**Input material:**
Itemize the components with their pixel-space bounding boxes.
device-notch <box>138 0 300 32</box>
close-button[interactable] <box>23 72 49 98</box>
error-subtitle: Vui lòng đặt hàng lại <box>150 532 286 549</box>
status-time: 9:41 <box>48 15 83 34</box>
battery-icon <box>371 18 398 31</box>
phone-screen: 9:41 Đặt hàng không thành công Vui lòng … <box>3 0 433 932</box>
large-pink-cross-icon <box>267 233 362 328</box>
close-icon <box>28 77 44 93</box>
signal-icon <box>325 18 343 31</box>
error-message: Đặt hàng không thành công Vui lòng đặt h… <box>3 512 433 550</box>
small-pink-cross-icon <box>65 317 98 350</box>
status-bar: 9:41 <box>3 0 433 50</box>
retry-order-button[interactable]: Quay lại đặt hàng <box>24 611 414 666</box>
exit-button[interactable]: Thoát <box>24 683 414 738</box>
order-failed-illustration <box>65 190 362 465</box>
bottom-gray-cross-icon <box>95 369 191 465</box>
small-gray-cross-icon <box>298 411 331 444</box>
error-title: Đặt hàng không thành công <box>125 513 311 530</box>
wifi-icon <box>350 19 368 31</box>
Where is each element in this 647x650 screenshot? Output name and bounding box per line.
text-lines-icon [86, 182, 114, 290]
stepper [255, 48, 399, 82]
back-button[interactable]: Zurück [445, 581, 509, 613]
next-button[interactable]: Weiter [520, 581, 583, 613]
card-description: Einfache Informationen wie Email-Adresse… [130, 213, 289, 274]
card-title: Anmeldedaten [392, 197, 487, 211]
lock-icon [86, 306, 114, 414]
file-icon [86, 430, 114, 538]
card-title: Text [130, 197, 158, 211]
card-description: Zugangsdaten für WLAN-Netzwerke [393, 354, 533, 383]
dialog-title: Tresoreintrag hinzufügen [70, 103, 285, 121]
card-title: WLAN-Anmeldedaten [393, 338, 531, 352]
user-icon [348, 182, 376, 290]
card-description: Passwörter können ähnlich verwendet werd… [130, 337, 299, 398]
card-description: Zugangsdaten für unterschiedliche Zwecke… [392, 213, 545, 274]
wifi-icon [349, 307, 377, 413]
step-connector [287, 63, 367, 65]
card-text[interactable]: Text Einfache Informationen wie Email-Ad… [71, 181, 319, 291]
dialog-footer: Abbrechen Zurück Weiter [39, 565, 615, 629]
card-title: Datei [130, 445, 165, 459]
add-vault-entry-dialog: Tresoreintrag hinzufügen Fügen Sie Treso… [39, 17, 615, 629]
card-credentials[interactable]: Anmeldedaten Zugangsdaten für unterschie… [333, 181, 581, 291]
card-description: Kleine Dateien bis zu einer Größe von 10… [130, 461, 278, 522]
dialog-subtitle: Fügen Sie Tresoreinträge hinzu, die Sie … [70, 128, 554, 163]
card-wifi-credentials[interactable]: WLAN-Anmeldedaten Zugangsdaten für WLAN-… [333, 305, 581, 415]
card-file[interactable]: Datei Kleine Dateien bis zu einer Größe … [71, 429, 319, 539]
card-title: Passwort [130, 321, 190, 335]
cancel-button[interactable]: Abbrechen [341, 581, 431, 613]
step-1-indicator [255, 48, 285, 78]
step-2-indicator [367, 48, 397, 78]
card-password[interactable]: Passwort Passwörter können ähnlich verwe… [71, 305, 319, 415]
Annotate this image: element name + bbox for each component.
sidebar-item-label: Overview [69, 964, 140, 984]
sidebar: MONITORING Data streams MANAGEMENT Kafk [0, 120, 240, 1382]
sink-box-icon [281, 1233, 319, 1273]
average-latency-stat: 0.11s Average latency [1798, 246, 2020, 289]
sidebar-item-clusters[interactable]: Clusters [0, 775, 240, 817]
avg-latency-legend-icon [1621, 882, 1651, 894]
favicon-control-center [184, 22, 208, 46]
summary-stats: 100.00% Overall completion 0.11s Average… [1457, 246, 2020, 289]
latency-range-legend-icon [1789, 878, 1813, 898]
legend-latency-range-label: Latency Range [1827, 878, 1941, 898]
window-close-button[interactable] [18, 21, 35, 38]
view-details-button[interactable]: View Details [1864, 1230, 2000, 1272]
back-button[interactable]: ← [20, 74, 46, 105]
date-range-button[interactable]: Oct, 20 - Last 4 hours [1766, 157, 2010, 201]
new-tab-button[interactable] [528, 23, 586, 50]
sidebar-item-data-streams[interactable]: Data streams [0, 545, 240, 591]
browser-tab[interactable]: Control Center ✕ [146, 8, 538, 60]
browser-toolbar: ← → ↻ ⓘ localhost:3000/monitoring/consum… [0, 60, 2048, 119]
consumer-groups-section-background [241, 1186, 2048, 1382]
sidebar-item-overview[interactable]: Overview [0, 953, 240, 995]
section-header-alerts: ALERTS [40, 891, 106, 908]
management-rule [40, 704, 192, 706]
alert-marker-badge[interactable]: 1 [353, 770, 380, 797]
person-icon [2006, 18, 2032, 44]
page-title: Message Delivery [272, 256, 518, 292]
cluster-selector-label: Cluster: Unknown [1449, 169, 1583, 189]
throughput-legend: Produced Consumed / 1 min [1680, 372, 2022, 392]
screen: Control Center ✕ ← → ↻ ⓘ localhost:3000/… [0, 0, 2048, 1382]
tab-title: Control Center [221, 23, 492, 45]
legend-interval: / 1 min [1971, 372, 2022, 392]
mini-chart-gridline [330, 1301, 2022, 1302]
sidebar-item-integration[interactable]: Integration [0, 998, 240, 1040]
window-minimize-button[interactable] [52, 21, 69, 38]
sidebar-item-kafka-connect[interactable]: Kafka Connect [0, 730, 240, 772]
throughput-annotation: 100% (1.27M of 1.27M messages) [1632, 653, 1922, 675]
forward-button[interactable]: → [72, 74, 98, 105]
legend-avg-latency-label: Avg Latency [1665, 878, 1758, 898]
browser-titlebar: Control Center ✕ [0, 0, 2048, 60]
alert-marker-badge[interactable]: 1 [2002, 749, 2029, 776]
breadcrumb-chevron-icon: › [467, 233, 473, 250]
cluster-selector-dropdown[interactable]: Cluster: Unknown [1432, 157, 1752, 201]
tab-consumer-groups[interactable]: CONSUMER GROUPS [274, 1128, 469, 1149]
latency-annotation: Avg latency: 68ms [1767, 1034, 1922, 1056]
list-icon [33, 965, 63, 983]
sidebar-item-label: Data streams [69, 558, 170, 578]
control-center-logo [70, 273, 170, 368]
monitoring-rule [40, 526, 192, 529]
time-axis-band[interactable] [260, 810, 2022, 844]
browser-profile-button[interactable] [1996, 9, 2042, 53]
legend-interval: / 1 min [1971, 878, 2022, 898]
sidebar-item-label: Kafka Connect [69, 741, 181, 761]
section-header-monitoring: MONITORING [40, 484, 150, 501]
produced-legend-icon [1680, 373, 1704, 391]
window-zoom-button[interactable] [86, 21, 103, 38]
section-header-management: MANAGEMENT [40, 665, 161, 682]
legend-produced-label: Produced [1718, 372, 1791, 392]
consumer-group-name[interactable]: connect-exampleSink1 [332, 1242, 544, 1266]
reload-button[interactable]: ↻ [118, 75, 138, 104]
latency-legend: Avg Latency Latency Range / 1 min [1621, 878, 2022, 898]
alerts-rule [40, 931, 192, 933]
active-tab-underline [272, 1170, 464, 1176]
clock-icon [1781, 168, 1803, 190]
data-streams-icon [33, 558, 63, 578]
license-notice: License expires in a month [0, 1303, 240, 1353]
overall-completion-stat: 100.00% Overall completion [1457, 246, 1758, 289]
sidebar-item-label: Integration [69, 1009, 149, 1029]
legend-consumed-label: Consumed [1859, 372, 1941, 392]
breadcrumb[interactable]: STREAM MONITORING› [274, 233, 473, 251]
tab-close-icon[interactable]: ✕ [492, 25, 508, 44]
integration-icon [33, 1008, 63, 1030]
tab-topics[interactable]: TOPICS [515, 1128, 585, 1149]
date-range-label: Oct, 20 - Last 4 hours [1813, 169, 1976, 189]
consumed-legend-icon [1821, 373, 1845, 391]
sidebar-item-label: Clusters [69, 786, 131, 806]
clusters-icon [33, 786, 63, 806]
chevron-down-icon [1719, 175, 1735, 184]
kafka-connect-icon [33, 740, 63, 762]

**Stated goal:** Can you change "card-title" to "card-heading" throughout the records, from their first line up to and including the line with "card-credentials[interactable]: Anmeldedaten Zugangsdaten", and return only those lines with nothing else altered?

**Exercise solution:**
Itemize the components with their pixel-space bounding boxes.
device-notch <box>138 0 300 32</box>
close-button[interactable] <box>23 72 49 98</box>
error-subtitle: Vui lòng đặt hàng lại <box>150 532 286 549</box>
status-time: 9:41 <box>48 15 83 34</box>
battery-icon <box>371 18 398 31</box>
phone-screen: 9:41 Đặt hàng không thành công Vui lòng … <box>3 0 433 932</box>
large-pink-cross-icon <box>267 233 362 328</box>
close-icon <box>28 77 44 93</box>
signal-icon <box>325 18 343 31</box>
error-message: Đặt hàng không thành công Vui lòng đặt h… <box>3 512 433 550</box>
small-pink-cross-icon <box>65 317 98 350</box>
status-bar: 9:41 <box>3 0 433 50</box>
retry-order-button[interactable]: Quay lại đặt hàng <box>24 611 414 666</box>
exit-button[interactable]: Thoát <box>24 683 414 738</box>
order-failed-illustration <box>65 190 362 465</box>
bottom-gray-cross-icon <box>95 369 191 465</box>
small-gray-cross-icon <box>298 411 331 444</box>
error-title: Đặt hàng không thành công <box>125 513 311 530</box>
wifi-icon <box>350 19 368 31</box>
Where is each element in this 647x650 screenshot? Output name and bounding box per line.
text-lines-icon [86, 182, 114, 290]
stepper [255, 48, 399, 82]
back-button[interactable]: Zurück [445, 581, 509, 613]
next-button[interactable]: Weiter [520, 581, 583, 613]
card-description: Einfache Informationen wie Email-Adresse… [130, 213, 289, 274]
card-heading: Anmeldedaten [392, 197, 487, 211]
lock-icon [86, 306, 114, 414]
file-icon [86, 430, 114, 538]
card-heading: Text [130, 197, 158, 211]
card-description: Zugangsdaten für WLAN-Netzwerke [393, 354, 533, 383]
dialog-title: Tresoreintrag hinzufügen [70, 103, 285, 121]
card-heading: WLAN-Anmeldedaten [393, 338, 531, 352]
user-icon [348, 182, 376, 290]
card-description: Passwörter können ähnlich verwendet werd… [130, 337, 299, 398]
card-description: Zugangsdaten für unterschiedliche Zwecke… [392, 213, 545, 274]
wifi-icon [349, 307, 377, 413]
step-connector [287, 63, 367, 65]
card-text[interactable]: Text Einfache Informationen wie Email-Ad… [71, 181, 319, 291]
dialog-footer: Abbrechen Zurück Weiter [39, 565, 615, 629]
card-heading: Datei [130, 445, 165, 459]
add-vault-entry-dialog: Tresoreintrag hinzufügen Fügen Sie Treso… [39, 17, 615, 629]
card-credentials[interactable]: Anmeldedaten Zugangsdaten für unterschie… [333, 181, 581, 291]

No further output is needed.